##### Provided entries #####
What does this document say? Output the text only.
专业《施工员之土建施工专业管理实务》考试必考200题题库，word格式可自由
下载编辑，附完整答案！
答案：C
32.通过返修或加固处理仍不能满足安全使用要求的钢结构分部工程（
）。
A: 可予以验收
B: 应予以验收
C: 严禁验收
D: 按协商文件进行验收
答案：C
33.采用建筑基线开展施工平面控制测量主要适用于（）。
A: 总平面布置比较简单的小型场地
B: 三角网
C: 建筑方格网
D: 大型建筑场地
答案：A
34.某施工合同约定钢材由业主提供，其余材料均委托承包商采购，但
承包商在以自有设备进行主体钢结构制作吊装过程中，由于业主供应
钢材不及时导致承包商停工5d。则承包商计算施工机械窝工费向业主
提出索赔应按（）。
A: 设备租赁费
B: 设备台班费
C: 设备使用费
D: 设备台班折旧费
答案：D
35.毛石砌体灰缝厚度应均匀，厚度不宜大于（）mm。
#####
**What is asked:** Make an exact copy of every entry.

**Output:**
What does this document say? Output the text only.
专业《施工员之土建施工专业管理实务》考试必考200题题库，word格式可自由
下载编辑，附完整答案！
答案：C
32.通过返修或加固处理仍不能满足安全使用要求的钢结构分部工程（
）。
A: 可予以验收
B: 应予以验收
C: 严禁验收
D: 按协商文件进行验收
答案：C
33.采用建筑基线开展施工平面控制测量主要适用于（）。
A: 总平面布置比较简单的小型场地
B: 三角网
C: 建筑方格网
D: 大型建筑场地
答案：A
34.某施工合同约定钢材由业主提供，其余材料均委托承包商采购，但
承包商在以自有设备进行主体钢结构制作吊装过程中，由于业主供应
钢材不及时导致承包商停工5d。则承包商计算施工机械窝工费向业主
提出索赔应按（）。
A: 设备租赁费
B: 设备台班费
C: 设备使用费
D: 设备台班折旧费
答案：D
35.毛石砌体灰缝厚度应均匀，厚度不宜大于（）mm。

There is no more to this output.